Leave the pictures out and transcribe every record exactly.

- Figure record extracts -
○ ○ ○ ○

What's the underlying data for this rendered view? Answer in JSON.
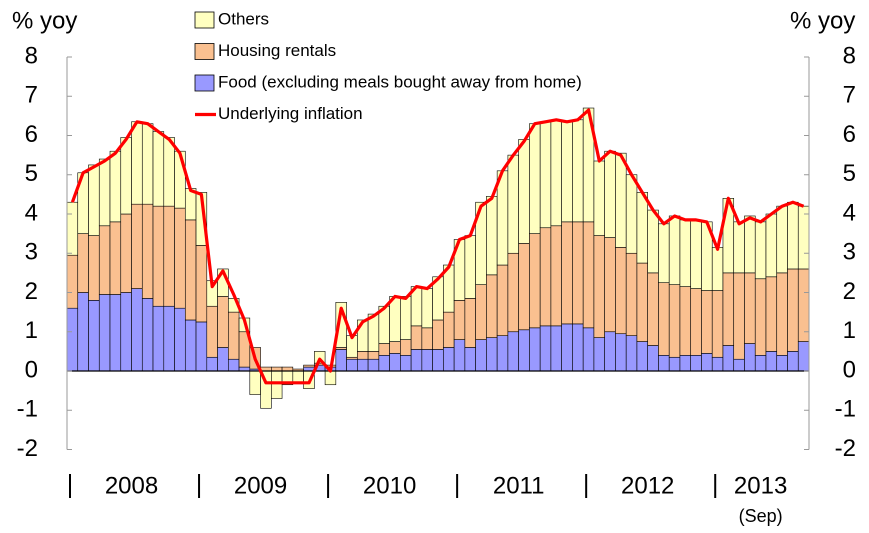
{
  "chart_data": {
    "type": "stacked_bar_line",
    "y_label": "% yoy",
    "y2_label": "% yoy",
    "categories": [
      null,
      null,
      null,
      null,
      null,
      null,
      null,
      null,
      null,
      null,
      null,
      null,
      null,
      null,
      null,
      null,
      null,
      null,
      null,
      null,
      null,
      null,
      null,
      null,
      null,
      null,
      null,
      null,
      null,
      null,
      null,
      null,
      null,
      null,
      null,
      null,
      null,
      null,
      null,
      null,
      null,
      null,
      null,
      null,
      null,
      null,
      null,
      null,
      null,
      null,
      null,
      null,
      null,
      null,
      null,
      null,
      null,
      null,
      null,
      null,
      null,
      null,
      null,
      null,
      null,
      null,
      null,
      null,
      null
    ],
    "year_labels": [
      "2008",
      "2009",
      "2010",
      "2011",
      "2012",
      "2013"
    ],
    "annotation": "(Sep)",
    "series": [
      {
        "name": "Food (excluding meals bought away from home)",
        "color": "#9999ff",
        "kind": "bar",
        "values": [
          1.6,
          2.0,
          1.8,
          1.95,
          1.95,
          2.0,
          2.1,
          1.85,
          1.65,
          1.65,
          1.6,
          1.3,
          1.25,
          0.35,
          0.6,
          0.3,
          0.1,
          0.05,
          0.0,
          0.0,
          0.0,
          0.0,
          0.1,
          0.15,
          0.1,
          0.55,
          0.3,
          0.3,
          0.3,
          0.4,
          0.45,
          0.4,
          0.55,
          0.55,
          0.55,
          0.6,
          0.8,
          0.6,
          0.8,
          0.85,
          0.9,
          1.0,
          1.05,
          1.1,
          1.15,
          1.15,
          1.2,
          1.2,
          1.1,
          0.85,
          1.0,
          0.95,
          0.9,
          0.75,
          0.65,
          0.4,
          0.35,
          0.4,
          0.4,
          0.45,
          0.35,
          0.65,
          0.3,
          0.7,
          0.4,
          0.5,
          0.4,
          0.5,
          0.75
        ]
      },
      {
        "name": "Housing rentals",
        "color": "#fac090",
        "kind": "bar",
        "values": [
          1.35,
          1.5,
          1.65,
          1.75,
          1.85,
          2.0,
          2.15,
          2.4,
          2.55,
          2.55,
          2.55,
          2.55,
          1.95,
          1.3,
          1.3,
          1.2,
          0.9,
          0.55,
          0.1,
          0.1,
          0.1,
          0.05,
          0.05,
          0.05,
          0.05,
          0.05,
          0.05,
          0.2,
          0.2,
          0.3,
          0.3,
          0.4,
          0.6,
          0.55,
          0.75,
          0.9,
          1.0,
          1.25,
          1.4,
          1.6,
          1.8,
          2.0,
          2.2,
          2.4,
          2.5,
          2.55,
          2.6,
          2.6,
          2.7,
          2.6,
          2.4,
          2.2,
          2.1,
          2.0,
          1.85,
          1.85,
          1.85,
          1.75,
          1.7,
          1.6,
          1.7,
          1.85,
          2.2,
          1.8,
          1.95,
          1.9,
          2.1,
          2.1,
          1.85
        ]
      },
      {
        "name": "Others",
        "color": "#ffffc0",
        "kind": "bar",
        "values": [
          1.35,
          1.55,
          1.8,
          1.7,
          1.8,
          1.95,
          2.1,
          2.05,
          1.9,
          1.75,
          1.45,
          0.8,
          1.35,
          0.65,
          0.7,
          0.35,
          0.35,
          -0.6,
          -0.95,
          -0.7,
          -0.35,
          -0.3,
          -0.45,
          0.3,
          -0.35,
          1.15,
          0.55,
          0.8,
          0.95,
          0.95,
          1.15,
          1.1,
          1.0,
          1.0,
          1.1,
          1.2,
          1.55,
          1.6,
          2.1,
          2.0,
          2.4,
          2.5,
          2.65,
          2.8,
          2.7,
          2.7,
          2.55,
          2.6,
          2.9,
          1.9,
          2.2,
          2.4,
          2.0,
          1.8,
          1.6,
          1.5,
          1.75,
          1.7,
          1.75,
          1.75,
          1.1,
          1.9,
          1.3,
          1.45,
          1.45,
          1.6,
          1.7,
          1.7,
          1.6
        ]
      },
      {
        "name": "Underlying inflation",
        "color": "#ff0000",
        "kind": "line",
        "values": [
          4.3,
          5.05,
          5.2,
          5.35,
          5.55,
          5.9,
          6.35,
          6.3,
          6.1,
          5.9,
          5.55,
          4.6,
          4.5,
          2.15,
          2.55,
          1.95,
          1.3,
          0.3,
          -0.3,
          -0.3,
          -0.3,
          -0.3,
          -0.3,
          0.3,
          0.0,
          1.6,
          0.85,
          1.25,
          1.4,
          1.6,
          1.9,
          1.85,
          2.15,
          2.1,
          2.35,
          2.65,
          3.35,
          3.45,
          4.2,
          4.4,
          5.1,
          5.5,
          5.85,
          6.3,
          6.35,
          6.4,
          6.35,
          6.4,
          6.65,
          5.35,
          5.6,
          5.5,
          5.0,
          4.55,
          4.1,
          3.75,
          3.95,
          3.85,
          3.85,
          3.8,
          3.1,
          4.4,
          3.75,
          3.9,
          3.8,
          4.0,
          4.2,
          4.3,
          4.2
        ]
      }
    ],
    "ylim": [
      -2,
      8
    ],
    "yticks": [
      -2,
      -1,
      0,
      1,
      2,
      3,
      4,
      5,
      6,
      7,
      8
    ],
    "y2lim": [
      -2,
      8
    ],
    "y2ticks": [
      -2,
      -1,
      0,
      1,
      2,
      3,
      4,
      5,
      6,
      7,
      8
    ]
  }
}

○ ○ ○ ○

- Solved problem -
What's the underlying data for this rendered view? Answer in JSON.
{
  "chart_data": {
    "type": "stacked_bar_line",
    "y_label": "% yoy",
    "y2_label": "% yoy",
    "categories": [
      null,
      null,
      null,
      null,
      null,
      null,
      null,
      null,
      null,
      null,
      null,
      null,
      null,
      null,
      null,
      null,
      null,
      null,
      null,
      null,
      null,
      null,
      null,
      null,
      null,
      null,
      null,
      null,
      null,
      null,
      null,
      null,
      null,
      null,
      null,
      null,
      null,
      null,
      null,
      null,
      null,
      null,
      null,
      null,
      null,
      null,
      null,
      null,
      null,
      null,
      null,
      null,
      null,
      null,
      null,
      null,
      null,
      null,
      null,
      null,
      null,
      null,
      null,
      null,
      null,
      null,
      null,
      null,
      null
    ],
    "year_labels": [
      "2008",
      "2009",
      "2010",
      "2011",
      "2012",
      "2013"
    ],
    "annotation": "(Sep)",
    "series": [
      {
        "name": "Food (excluding meals bought away from home)",
        "color": "#9999ff",
        "kind": "bar",
        "values": [
          1.6,
          2.0,
          1.8,
          1.95,
          1.95,
          2.0,
          2.1,
          1.85,
          1.65,
          1.65,
          1.6,
          1.3,
          1.25,
          0.35,
          0.6,
          0.3,
          0.1,
          0.05,
          0.0,
          0.0,
          0.0,
          0.0,
          0.1,
          0.15,
          0.1,
          0.55,
          0.3,
          0.3,
          0.3,
          0.4,
          0.45,
          0.4,
          0.55,
          0.55,
          0.55,
          0.6,
          0.8,
          0.6,
          0.8,
          0.85,
          0.9,
          1.0,
          1.05,
          1.1,
          1.15,
          1.15,
          1.2,
          1.2,
          1.1,
          0.85,
          1.0,
          0.95,
          0.9,
          0.75,
          0.65,
          0.4,
          0.35,
          0.4,
          0.4,
          0.45,
          0.35,
          0.65,
          0.3,
          0.7,
          0.4,
          0.5,
          0.4,
          0.5,
          0.75
        ]
      },
      {
        "name": "Housing rentals",
        "color": "#fac090",
        "kind": "bar",
        "values": [
          1.35,
          1.5,
          1.65,
          1.75,
          1.85,
          2.0,
          2.15,
          2.4,
          2.55,
          2.55,
          2.55,
          2.55,
          1.95,
          1.3,
          1.3,
          1.2,
          0.9,
          0.55,
          0.1,
          0.1,
          0.1,
          0.05,
          0.05,
          0.05,
          0.05,
          0.05,
          0.05,
          0.2,
          0.2,
          0.3,
          0.3,
          0.4,
          0.6,
          0.55,
          0.75,
          0.9,
          1.0,
          1.25,
          1.4,
          1.6,
          1.8,
          2.0,
          2.2,
          2.4,
          2.5,
          2.55,
          2.6,
          2.6,
          2.7,
          2.6,
          2.4,
          2.2,
          2.1,
          2.0,
          1.85,
          1.85,
          1.85,
          1.75,
          1.7,
          1.6,
          1.7,
          1.85,
          2.2,
          1.8,
          1.95,
          1.9,
          2.1,
          2.1,
          1.85
        ]
      },
      {
        "name": "Others",
        "color": "#ffffc0",
        "kind": "bar",
        "values": [
          1.35,
          1.55,
          1.8,
          1.7,
          1.8,
          1.95,
          2.1,
          2.05,
          1.9,
          1.75,
          1.45,
          0.8,
          1.35,
          0.65,
          0.7,
          0.35,
          0.35,
          -0.6,
          -0.95,
          -0.7,
          -0.35,
          -0.3,
          -0.45,
          0.3,
          -0.35,
          1.15,
          0.55,
          0.8,
          0.95,
          0.95,
          1.15,
          1.1,
          1.0,
          1.0,
          1.1,
          1.2,
          1.55,
          1.6,
          2.1,
          2.0,
          2.4,
          2.5,
          2.65,
          2.8,
          2.7,
          2.7,
          2.55,
          2.6,
          2.9,
          1.9,
          2.2,
          2.4,
          2.0,
          1.8,
          1.6,
          1.5,
          1.75,
          1.7,
          1.75,
          1.75,
          1.1,
          1.9,
          1.3,
          1.45,
          1.45,
          1.6,
          1.7,
          1.7,
          1.6
        ]
      },
      {
        "name": "Underlying inflation",
        "color": "#ff0000",
        "kind": "line",
        "values": [
          4.3,
          5.05,
          5.2,
          5.35,
          5.55,
          5.9,
          6.35,
          6.3,
          6.1,
          5.9,
          5.55,
          4.6,
          4.5,
          2.15,
          2.55,
          1.95,
          1.3,
          0.3,
          -0.3,
          -0.3,
          -0.3,
          -0.3,
          -0.3,
          0.3,
          0.0,
          1.6,
          0.85,
          1.25,
          1.4,
          1.6,
          1.9,
          1.85,
          2.15,
          2.1,
          2.35,
          2.65,
          3.35,
          3.45,
          4.2,
          4.4,
          5.1,
          5.5,
          5.85,
          6.3,
          6.35,
          6.4,
          6.35,
          6.4,
          6.65,
          5.35,
          5.6,
          5.5,
          5.0,
          4.55,
          4.1,
          3.75,
          3.95,
          3.85,
          3.85,
          3.8,
          3.1,
          4.4,
          3.75,
          3.9,
          3.8,
          4.0,
          4.2,
          4.3,
          4.2
        ]
      }
    ],
    "ylim": [
      -2,
      8
    ],
    "yticks": [
      -2,
      -1,
      0,
      1,
      2,
      3,
      4,
      5,
      6,
      7,
      8
    ],
    "y2lim": [
      -2,
      8
    ],
    "y2ticks": [
      -2,
      -1,
      0,
      1,
      2,
      3,
      4,
      5,
      6,
      7,
      8
    ]
  }
}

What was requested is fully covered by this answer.